[Extracted records]

-------------------------

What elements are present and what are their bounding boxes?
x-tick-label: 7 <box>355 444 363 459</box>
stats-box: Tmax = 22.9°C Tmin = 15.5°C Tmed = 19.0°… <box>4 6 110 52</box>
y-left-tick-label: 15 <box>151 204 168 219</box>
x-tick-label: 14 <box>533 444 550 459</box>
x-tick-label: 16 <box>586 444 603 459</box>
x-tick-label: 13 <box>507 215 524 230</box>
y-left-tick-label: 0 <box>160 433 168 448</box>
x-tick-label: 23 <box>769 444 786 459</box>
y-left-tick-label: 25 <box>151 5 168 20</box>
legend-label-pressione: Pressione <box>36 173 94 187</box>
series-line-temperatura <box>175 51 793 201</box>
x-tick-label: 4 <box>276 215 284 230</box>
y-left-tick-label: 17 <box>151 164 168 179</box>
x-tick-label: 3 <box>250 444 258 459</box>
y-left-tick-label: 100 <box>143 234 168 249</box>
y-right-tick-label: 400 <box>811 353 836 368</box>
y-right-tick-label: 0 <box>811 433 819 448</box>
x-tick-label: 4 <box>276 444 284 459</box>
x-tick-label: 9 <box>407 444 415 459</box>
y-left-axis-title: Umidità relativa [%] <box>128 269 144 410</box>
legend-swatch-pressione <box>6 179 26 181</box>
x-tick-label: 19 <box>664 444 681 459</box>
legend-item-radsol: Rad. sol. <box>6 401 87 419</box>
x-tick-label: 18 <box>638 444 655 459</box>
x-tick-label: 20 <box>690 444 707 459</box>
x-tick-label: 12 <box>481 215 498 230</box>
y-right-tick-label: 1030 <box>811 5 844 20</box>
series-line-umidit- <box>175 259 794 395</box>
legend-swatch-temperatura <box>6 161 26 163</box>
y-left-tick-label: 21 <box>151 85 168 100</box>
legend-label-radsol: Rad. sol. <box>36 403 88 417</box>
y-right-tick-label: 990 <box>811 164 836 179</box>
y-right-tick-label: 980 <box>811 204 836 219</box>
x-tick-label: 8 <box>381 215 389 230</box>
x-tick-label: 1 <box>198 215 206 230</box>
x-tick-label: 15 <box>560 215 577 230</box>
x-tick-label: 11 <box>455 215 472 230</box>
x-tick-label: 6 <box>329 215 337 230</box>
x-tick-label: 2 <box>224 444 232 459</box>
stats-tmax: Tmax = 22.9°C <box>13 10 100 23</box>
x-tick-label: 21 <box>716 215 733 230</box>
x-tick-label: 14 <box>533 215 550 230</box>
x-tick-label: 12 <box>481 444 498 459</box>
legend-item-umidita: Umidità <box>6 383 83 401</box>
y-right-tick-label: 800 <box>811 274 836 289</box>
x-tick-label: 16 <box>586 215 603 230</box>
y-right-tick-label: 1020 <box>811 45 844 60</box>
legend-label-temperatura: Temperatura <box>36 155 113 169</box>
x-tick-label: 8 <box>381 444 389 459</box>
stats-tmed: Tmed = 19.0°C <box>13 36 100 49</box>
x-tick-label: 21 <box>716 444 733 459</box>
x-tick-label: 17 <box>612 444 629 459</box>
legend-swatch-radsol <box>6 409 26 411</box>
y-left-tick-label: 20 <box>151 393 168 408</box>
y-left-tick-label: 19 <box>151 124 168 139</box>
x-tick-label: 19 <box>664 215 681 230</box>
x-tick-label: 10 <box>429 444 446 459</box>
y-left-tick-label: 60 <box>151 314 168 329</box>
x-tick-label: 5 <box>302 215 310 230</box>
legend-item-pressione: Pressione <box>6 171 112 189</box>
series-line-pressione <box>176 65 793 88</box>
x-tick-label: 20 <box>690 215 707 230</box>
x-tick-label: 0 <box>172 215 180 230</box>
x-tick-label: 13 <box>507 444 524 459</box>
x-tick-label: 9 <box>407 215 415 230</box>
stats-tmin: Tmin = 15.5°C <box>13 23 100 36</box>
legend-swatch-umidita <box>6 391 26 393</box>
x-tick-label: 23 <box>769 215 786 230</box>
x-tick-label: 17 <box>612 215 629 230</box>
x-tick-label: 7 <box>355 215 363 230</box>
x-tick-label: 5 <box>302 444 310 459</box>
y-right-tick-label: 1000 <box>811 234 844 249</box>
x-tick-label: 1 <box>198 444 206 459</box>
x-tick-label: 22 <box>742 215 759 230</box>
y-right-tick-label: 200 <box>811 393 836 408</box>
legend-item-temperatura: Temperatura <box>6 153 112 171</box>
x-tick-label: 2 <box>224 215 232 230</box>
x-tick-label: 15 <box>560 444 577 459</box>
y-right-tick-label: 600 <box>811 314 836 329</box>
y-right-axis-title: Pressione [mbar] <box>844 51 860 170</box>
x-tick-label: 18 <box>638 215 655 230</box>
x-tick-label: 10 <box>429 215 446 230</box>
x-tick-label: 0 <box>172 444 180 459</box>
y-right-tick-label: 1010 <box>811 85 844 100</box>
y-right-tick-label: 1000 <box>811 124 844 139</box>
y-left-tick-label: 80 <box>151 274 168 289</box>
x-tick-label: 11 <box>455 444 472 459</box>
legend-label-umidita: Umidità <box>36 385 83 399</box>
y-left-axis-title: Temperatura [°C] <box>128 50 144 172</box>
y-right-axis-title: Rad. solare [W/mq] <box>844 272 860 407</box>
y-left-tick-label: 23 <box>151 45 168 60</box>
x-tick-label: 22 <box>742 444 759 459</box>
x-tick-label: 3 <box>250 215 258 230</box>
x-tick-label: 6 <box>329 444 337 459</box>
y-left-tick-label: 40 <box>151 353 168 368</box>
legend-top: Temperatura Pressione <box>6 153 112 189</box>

-------------------------

■ **STATED EXERCISE**
Reproduce all of the data above verbatim, line for line.

■ **EXPECTED OUTPUT**
What elements are present and what are their bounding boxes?
x-tick-label: 7 <box>355 444 363 459</box>
stats-box: Tmax = 22.9°C Tmin = 15.5°C Tmed = 19.0°… <box>4 6 110 52</box>
y-left-tick-label: 15 <box>151 204 168 219</box>
x-tick-label: 14 <box>533 444 550 459</box>
x-tick-label: 16 <box>586 444 603 459</box>
x-tick-label: 13 <box>507 215 524 230</box>
y-left-tick-label: 0 <box>160 433 168 448</box>
x-tick-label: 23 <box>769 444 786 459</box>
y-left-tick-label: 25 <box>151 5 168 20</box>
legend-label-pressione: Pressione <box>36 173 94 187</box>
series-line-temperatura <box>175 51 793 201</box>
x-tick-label: 4 <box>276 215 284 230</box>
y-left-tick-label: 17 <box>151 164 168 179</box>
x-tick-label: 3 <box>250 444 258 459</box>
y-left-tick-label: 100 <box>143 234 168 249</box>
y-right-tick-label: 400 <box>811 353 836 368</box>
y-right-tick-label: 0 <box>811 433 819 448</box>
x-tick-label: 4 <box>276 444 284 459</box>
x-tick-label: 9 <box>407 444 415 459</box>
y-left-axis-title: Umidità relativa [%] <box>128 269 144 410</box>
legend-swatch-pressione <box>6 179 26 181</box>
x-tick-label: 19 <box>664 444 681 459</box>
legend-item-radsol: Rad. sol. <box>6 401 87 419</box>
x-tick-label: 18 <box>638 444 655 459</box>
x-tick-label: 20 <box>690 444 707 459</box>
x-tick-label: 12 <box>481 215 498 230</box>
y-right-tick-label: 1030 <box>811 5 844 20</box>
series-line-umidit- <box>175 259 794 395</box>
legend-swatch-temperatura <box>6 161 26 163</box>
y-left-tick-label: 21 <box>151 85 168 100</box>
legend-label-radsol: Rad. sol. <box>36 403 88 417</box>
y-right-tick-label: 990 <box>811 164 836 179</box>
y-right-tick-label: 980 <box>811 204 836 219</box>
x-tick-label: 8 <box>381 215 389 230</box>
x-tick-label: 1 <box>198 215 206 230</box>
x-tick-label: 15 <box>560 215 577 230</box>
x-tick-label: 11 <box>455 215 472 230</box>
x-tick-label: 6 <box>329 215 337 230</box>
x-tick-label: 2 <box>224 444 232 459</box>
stats-tmax: Tmax = 22.9°C <box>13 10 100 23</box>
x-tick-label: 21 <box>716 215 733 230</box>
x-tick-label: 14 <box>533 215 550 230</box>
x-tick-label: 12 <box>481 444 498 459</box>
legend-item-umidita: Umidità <box>6 383 83 401</box>
y-right-tick-label: 800 <box>811 274 836 289</box>
x-tick-label: 16 <box>586 215 603 230</box>
y-right-tick-label: 1020 <box>811 45 844 60</box>
legend-label-temperatura: Temperatura <box>36 155 113 169</box>
x-tick-label: 8 <box>381 444 389 459</box>
stats-tmed: Tmed = 19.0°C <box>13 36 100 49</box>
x-tick-label: 21 <box>716 444 733 459</box>
x-tick-label: 17 <box>612 444 629 459</box>
legend-swatch-radsol <box>6 409 26 411</box>
y-left-tick-label: 20 <box>151 393 168 408</box>
y-left-tick-label: 19 <box>151 124 168 139</box>
x-tick-label: 19 <box>664 215 681 230</box>
x-tick-label: 10 <box>429 444 446 459</box>
y-left-tick-label: 60 <box>151 314 168 329</box>
x-tick-label: 5 <box>302 215 310 230</box>
legend-item-pressione: Pressione <box>6 171 112 189</box>
series-line-pressione <box>176 65 793 88</box>
x-tick-label: 20 <box>690 215 707 230</box>
x-tick-label: 0 <box>172 215 180 230</box>
x-tick-label: 13 <box>507 444 524 459</box>
x-tick-label: 9 <box>407 215 415 230</box>
stats-tmin: Tmin = 15.5°C <box>13 23 100 36</box>
legend-swatch-umidita <box>6 391 26 393</box>
x-tick-label: 23 <box>769 215 786 230</box>
x-tick-label: 17 <box>612 215 629 230</box>
x-tick-label: 7 <box>355 215 363 230</box>
x-tick-label: 5 <box>302 444 310 459</box>
y-right-tick-label: 1000 <box>811 234 844 249</box>
x-tick-label: 1 <box>198 444 206 459</box>
x-tick-label: 22 <box>742 215 759 230</box>
y-right-tick-label: 200 <box>811 393 836 408</box>
legend-item-temperatura: Temperatura <box>6 153 112 171</box>
x-tick-label: 2 <box>224 215 232 230</box>
x-tick-label: 15 <box>560 444 577 459</box>
y-right-tick-label: 600 <box>811 314 836 329</box>
y-right-axis-title: Pressione [mbar] <box>844 51 860 170</box>
x-tick-label: 18 <box>638 215 655 230</box>
x-tick-label: 10 <box>429 215 446 230</box>
x-tick-label: 0 <box>172 444 180 459</box>
y-right-tick-label: 1010 <box>811 85 844 100</box>
y-right-tick-label: 1000 <box>811 124 844 139</box>
y-left-tick-label: 80 <box>151 274 168 289</box>
x-tick-label: 11 <box>455 444 472 459</box>
legend-label-umidita: Umidità <box>36 385 83 399</box>
y-left-axis-title: Temperatura [°C] <box>128 50 144 172</box>
y-right-axis-title: Rad. solare [W/mq] <box>844 272 860 407</box>
y-left-tick-label: 23 <box>151 45 168 60</box>
x-tick-label: 22 <box>742 444 759 459</box>
x-tick-label: 3 <box>250 215 258 230</box>
x-tick-label: 6 <box>329 444 337 459</box>
y-left-tick-label: 40 <box>151 353 168 368</box>
legend-top: Temperatura Pressione <box>6 153 112 189</box>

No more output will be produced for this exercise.